-------- Supplied entries --------
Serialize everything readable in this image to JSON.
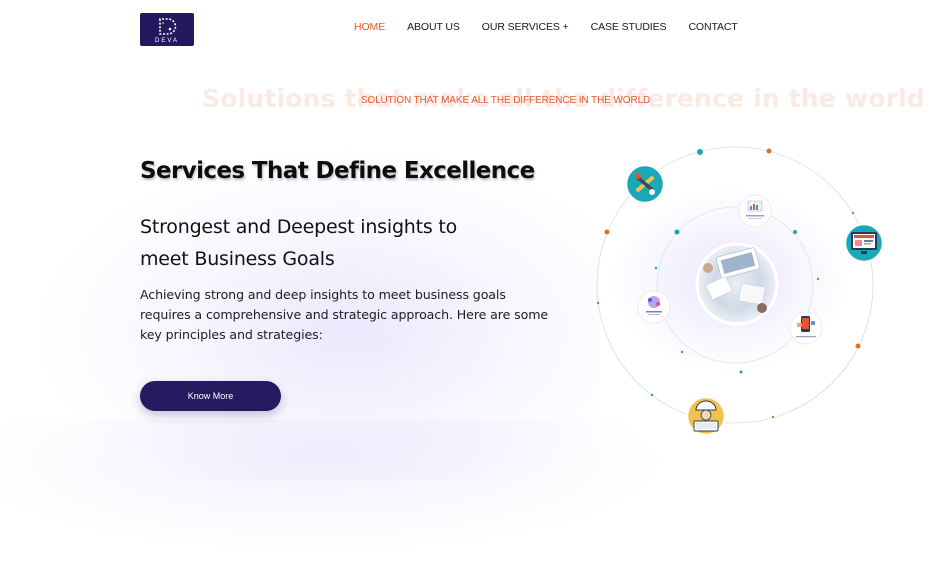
{
  "brand": {
    "logo_text": "DEVA",
    "color": "#23195e"
  },
  "nav": {
    "items": [
      {
        "label": "HOME",
        "active": true
      },
      {
        "label": "ABOUT US",
        "active": false
      },
      {
        "label": "OUR SERVICES +",
        "active": false
      },
      {
        "label": "CASE STUDIES",
        "active": false
      },
      {
        "label": "CONTACT",
        "active": false
      }
    ],
    "active_color": "#e4572e"
  },
  "hero": {
    "background_heading": "Solutions  that make all the difference in the world",
    "tagline": "SOLUTION THAT MAKE ALL THE DIFFERENCE IN THE WORLD",
    "title": "Services That Define Excellence",
    "subtitle": "Strongest and Deepest insights to meet Business Goals",
    "paragraph": "Achieving strong and deep insights to meet business goals requires a comprehensive and strategic approach. Here are some key principles and strategies:",
    "cta_label": "Know More"
  },
  "orbit_graphic": {
    "icons": [
      "tools-icon",
      "monitor-icon",
      "chart-card-icon",
      "mobile-app-icon",
      "engineer-icon",
      "network-card-icon",
      "team-meeting-image"
    ],
    "accent_colors": [
      "#1aa8b8",
      "#d9712a"
    ]
  }
}
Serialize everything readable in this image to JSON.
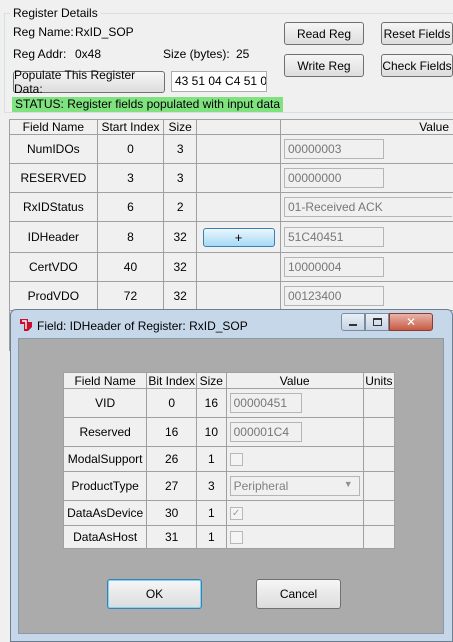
{
  "register": {
    "group_title": "Register Details",
    "name_label": "Reg Name:",
    "name_value": "RxID_SOP",
    "addr_label": "Reg Addr:",
    "addr_value": "0x48",
    "size_label": "Size (bytes):",
    "size_value": "25",
    "populate_button": "Populate This Register Data:",
    "populate_input": "43 51 04 C4 51 04 0",
    "status": "STATUS: Register fields populated with input data"
  },
  "buttons": {
    "read": "Read Reg",
    "reset": "Reset Fields",
    "write": "Write Reg",
    "check": "Check Fields"
  },
  "main_table": {
    "headers": [
      "Field Name",
      "Start Index",
      "Size",
      "",
      "Value"
    ],
    "rows": [
      {
        "name": "NumIDOs",
        "start": "0",
        "size": "3",
        "value": "00000003"
      },
      {
        "name": "RESERVED",
        "start": "3",
        "size": "3",
        "value": "00000000"
      },
      {
        "name": "RxIDStatus",
        "start": "6",
        "size": "2",
        "value": "01-Received ACK"
      },
      {
        "name": "IDHeader",
        "start": "8",
        "size": "32",
        "button": "+",
        "value": "51C40451"
      },
      {
        "name": "CertVDO",
        "start": "40",
        "size": "32",
        "value": "10000004"
      },
      {
        "name": "ProdVDO",
        "start": "72",
        "size": "32",
        "value": "00123400"
      }
    ]
  },
  "dialog": {
    "title": "Field: IDHeader of Register: RxID_SOP",
    "headers": [
      "Field Name",
      "Bit Index",
      "Size",
      "Value",
      "Units"
    ],
    "rows": [
      {
        "name": "VID",
        "bit": "0",
        "size": "16",
        "value": "00000451"
      },
      {
        "name": "Reserved",
        "bit": "16",
        "size": "10",
        "value": "000001C4"
      },
      {
        "name": "ModalSupport",
        "bit": "26",
        "size": "1",
        "checked": false
      },
      {
        "name": "ProductType",
        "bit": "27",
        "size": "3",
        "value": "Peripheral"
      },
      {
        "name": "DataAsDevice",
        "bit": "30",
        "size": "1",
        "checked": true
      },
      {
        "name": "DataAsHost",
        "bit": "31",
        "size": "1",
        "checked": false
      }
    ],
    "ok": "OK",
    "cancel": "Cancel"
  }
}
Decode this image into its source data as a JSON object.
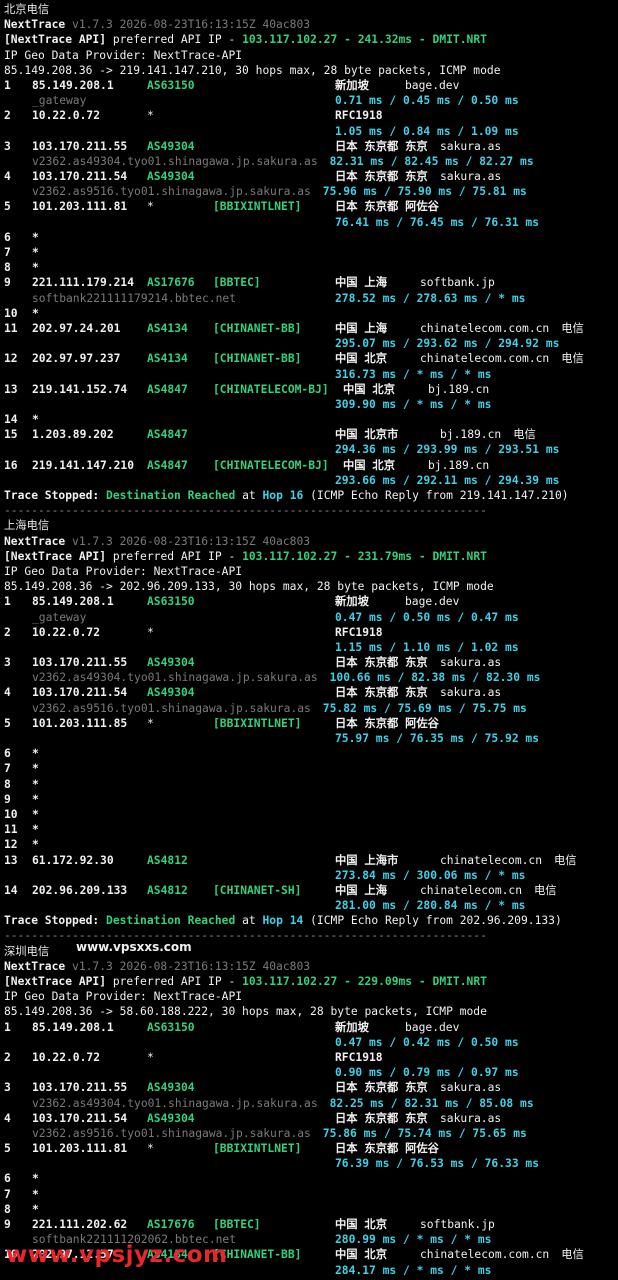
--------
_Exercise_.
Transcribe all the lines above exactly, apart from the pictures.

_Complete response_.
Serialize everything readable in this image to JSON.
{
  "brand": {
    "logo_text": "DEVA",
    "color": "#23195e"
  },
  "nav": {
    "items": [
      {
        "label": "HOME",
        "active": true
      },
      {
        "label": "ABOUT US",
        "active": false
      },
      {
        "label": "OUR SERVICES +",
        "active": false
      },
      {
        "label": "CASE STUDIES",
        "active": false
      },
      {
        "label": "CONTACT",
        "active": false
      }
    ],
    "active_color": "#e4572e"
  },
  "hero": {
    "background_heading": "Solutions  that make all the difference in the world",
    "tagline": "SOLUTION THAT MAKE ALL THE DIFFERENCE IN THE WORLD",
    "title": "Services That Define Excellence",
    "subtitle": "Strongest and Deepest insights to meet Business Goals",
    "paragraph": "Achieving strong and deep insights to meet business goals requires a comprehensive and strategic approach. Here are some key principles and strategies:",
    "cta_label": "Know More"
  },
  "orbit_graphic": {
    "icons": [
      "tools-icon",
      "monitor-icon",
      "chart-card-icon",
      "mobile-app-icon",
      "engineer-icon",
      "network-card-icon",
      "team-meeting-image"
    ],
    "accent_colors": [
      "#1aa8b8",
      "#d9712a"
    ]
  }
}
Serialize everything readable in this image to JSON.
{
  "register": {
    "group_title": "Register Details",
    "name_label": "Reg Name:",
    "name_value": "RxID_SOP",
    "addr_label": "Reg Addr:",
    "addr_value": "0x48",
    "size_label": "Size (bytes):",
    "size_value": "25",
    "populate_button": "Populate This Register Data:",
    "populate_input": "43 51 04 C4 51 04 0",
    "status": "STATUS: Register fields populated with input data"
  },
  "buttons": {
    "read": "Read Reg",
    "reset": "Reset Fields",
    "write": "Write Reg",
    "check": "Check Fields"
  },
  "main_table": {
    "headers": [
      "Field Name",
      "Start Index",
      "Size",
      "",
      "Value"
    ],
    "rows": [
      {
        "name": "NumIDOs",
        "start": "0",
        "size": "3",
        "value": "00000003"
      },
      {
        "name": "RESERVED",
        "start": "3",
        "size": "3",
        "value": "00000000"
      },
      {
        "name": "RxIDStatus",
        "start": "6",
        "size": "2",
        "value": "01-Received ACK"
      },
      {
        "name": "IDHeader",
        "start": "8",
        "size": "32",
        "button": "+",
        "value": "51C40451"
      },
      {
        "name": "CertVDO",
        "start": "40",
        "size": "32",
        "value": "10000004"
      },
      {
        "name": "ProdVDO",
        "start": "72",
        "size": "32",
        "value": "00123400"
      }
    ]
  },
  "dialog": {
    "title": "Field: IDHeader of Register: RxID_SOP",
    "headers": [
      "Field Name",
      "Bit Index",
      "Size",
      "Value",
      "Units"
    ],
    "rows": [
      {
        "name": "VID",
        "bit": "0",
        "size": "16",
        "value": "00000451"
      },
      {
        "name": "Reserved",
        "bit": "16",
        "size": "10",
        "value": "000001C4"
      },
      {
        "name": "ModalSupport",
        "bit": "26",
        "size": "1",
        "checked": false
      },
      {
        "name": "ProductType",
        "bit": "27",
        "size": "3",
        "value": "Peripheral"
      },
      {
        "name": "DataAsDevice",
        "bit": "30",
        "size": "1",
        "checked": true
      },
      {
        "name": "DataAsHost",
        "bit": "31",
        "size": "1",
        "checked": false
      }
    ],
    "ok": "OK",
    "cancel": "Cancel"
  }
}
Decode this image into its source data as a JSON object.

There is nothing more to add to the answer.